Set down each record exactly as written.

[Data extracted from a collection]
★ ★ ★ ★ ★ ★ ★
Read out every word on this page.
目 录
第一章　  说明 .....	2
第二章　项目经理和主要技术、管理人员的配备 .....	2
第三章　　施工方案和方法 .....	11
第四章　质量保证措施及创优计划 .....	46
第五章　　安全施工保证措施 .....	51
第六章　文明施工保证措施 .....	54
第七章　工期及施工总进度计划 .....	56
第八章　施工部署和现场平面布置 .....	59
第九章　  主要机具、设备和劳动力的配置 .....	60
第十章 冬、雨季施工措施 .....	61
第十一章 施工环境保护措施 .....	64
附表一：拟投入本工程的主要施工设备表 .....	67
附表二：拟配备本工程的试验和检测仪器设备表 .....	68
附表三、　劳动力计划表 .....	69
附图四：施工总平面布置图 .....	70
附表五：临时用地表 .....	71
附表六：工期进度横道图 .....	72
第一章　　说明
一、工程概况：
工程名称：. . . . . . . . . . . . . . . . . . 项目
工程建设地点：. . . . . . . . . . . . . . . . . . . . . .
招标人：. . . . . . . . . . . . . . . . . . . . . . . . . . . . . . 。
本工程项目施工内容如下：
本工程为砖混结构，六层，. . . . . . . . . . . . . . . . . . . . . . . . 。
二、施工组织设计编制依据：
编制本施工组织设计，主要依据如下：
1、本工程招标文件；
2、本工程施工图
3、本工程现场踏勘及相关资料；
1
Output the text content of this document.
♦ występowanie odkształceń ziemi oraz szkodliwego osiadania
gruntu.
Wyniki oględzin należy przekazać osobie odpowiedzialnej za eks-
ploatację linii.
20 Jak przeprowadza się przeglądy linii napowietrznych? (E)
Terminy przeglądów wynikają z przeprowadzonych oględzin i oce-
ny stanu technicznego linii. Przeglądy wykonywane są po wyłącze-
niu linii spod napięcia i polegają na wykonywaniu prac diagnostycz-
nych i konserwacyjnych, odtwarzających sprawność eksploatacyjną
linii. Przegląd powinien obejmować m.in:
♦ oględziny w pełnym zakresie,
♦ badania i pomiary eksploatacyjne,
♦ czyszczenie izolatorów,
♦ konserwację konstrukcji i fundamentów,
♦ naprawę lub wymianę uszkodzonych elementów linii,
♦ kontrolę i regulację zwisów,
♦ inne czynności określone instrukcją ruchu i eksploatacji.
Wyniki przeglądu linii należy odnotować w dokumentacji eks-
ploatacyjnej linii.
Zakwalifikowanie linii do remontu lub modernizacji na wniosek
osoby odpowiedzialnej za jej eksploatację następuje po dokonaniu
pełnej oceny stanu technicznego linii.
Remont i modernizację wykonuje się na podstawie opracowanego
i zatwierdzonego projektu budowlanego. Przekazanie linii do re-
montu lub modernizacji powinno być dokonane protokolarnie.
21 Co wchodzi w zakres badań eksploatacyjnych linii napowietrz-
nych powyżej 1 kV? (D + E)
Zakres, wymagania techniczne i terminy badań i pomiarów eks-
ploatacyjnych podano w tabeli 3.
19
★ ★ ★ ★ ★ ★ ★
- [Reply]
Read out every word on this page.
目 录
第一章　  说明 .....	2
第二章　项目经理和主要技术、管理人员的配备 .....	2
第三章　　施工方案和方法 .....	11
第四章　质量保证措施及创优计划 .....	46
第五章　　安全施工保证措施 .....	51
第六章　文明施工保证措施 .....	54
第七章　工期及施工总进度计划 .....	56
第八章　施工部署和现场平面布置 .....	59
第九章　  主要机具、设备和劳动力的配置 .....	60
第十章 冬、雨季施工措施 .....	61
第十一章 施工环境保护措施 .....	64
附表一：拟投入本工程的主要施工设备表 .....	67
附表二：拟配备本工程的试验和检测仪器设备表 .....	68
附表三、　劳动力计划表 .....	69
附图四：施工总平面布置图 .....	70
附表五：临时用地表 .....	71
附表六：工期进度横道图 .....	72
第一章　　说明
一、工程概况：
工程名称：. . . . . . . . . . . . . . . . . . 项目
工程建设地点：. . . . . . . . . . . . . . . . . . . . . .
招标人：. . . . . . . . . . . . . . . . . . . . . . . . . . . . . . 。
本工程项目施工内容如下：
本工程为砖混结构，六层，. . . . . . . . . . . . . . . . . . . . . . . . 。
二、施工组织设计编制依据：
编制本施工组织设计，主要依据如下：
1、本工程招标文件；
2、本工程施工图
3、本工程现场踏勘及相关资料；
1
Output the text content of this document.
♦ występowanie odkształceń ziemi oraz szkodliwego osiadania
gruntu.
Wyniki oględzin należy przekazać osobie odpowiedzialnej za eks-
ploatację linii.
20 Jak przeprowadza się przeglądy linii napowietrznych? (E)
Terminy przeglądów wynikają z przeprowadzonych oględzin i oce-
ny stanu technicznego linii. Przeglądy wykonywane są po wyłącze-
niu linii spod napięcia i polegają na wykonywaniu prac diagnostycz-
nych i konserwacyjnych, odtwarzających sprawność eksploatacyjną
linii. Przegląd powinien obejmować m.in:
♦ oględziny w pełnym zakresie,
♦ badania i pomiary eksploatacyjne,
♦ czyszczenie izolatorów,
♦ konserwację konstrukcji i fundamentów,
♦ naprawę lub wymianę uszkodzonych elementów linii,
♦ kontrolę i regulację zwisów,
♦ inne czynności określone instrukcją ruchu i eksploatacji.
Wyniki przeglądu linii należy odnotować w dokumentacji eks-
ploatacyjnej linii.
Zakwalifikowanie linii do remontu lub modernizacji na wniosek
osoby odpowiedzialnej za jej eksploatację następuje po dokonaniu
pełnej oceny stanu technicznego linii.
Remont i modernizację wykonuje się na podstawie opracowanego
i zatwierdzonego projektu budowlanego. Przekazanie linii do re-
montu lub modernizacji powinno być dokonane protokolarnie.
21 Co wchodzi w zakres badań eksploatacyjnych linii napowietrz-
nych powyżej 1 kV? (D + E)
Zakres, wymagania techniczne i terminy badań i pomiarów eks-
ploatacyjnych podano w tabeli 3.
19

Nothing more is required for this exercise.